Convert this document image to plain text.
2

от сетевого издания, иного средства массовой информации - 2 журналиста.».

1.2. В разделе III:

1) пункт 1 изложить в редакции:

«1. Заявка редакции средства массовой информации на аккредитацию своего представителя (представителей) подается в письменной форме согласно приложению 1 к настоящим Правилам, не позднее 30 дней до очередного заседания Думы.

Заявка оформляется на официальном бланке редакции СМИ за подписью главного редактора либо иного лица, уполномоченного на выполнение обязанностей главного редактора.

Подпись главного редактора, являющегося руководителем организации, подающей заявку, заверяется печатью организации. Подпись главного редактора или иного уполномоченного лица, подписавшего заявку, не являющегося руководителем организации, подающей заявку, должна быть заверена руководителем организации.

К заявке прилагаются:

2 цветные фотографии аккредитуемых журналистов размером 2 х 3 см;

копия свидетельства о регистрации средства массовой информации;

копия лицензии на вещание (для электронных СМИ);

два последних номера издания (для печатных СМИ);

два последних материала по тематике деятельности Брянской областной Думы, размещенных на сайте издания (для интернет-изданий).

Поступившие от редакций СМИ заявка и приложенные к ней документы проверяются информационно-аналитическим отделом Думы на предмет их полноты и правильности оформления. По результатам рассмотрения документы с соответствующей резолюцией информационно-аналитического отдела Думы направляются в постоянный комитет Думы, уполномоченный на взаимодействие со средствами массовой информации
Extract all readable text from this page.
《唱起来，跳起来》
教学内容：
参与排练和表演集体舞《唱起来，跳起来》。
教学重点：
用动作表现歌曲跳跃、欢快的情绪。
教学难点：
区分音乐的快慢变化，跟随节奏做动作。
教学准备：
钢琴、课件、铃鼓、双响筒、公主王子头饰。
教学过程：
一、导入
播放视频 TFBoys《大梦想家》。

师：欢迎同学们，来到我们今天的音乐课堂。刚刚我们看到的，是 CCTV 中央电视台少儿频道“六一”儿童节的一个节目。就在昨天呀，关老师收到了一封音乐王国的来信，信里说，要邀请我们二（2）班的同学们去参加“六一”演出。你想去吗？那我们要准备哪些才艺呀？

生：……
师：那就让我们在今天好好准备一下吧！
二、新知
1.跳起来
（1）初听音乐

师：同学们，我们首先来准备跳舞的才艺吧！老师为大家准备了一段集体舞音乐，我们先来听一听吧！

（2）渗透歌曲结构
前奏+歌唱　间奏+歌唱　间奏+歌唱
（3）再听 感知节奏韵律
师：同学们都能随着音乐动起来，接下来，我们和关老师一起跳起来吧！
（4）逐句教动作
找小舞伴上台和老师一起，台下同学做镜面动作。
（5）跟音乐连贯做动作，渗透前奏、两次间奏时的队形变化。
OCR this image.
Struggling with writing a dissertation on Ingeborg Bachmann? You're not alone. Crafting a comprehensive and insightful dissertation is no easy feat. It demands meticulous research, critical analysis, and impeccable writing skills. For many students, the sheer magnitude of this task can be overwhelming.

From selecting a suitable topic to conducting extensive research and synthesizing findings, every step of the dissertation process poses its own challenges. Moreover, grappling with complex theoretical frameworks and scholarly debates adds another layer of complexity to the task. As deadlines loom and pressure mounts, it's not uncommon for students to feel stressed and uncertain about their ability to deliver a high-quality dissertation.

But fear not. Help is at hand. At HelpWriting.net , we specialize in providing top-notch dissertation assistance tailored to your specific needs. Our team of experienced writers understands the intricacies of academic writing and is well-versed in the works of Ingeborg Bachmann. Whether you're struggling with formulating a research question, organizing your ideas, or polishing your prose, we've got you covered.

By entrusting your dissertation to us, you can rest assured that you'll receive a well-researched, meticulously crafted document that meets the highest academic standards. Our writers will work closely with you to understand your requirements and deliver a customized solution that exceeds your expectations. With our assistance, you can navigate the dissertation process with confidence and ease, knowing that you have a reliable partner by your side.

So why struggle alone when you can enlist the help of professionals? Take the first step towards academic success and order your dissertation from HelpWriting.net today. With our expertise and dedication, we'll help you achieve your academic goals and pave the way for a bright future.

=-=-=-=-=

§ **DIRECTIVE**
Tally every line of the listing that holds the string "step", then give the number by itself.

§ **RIGHT ANSWER**
2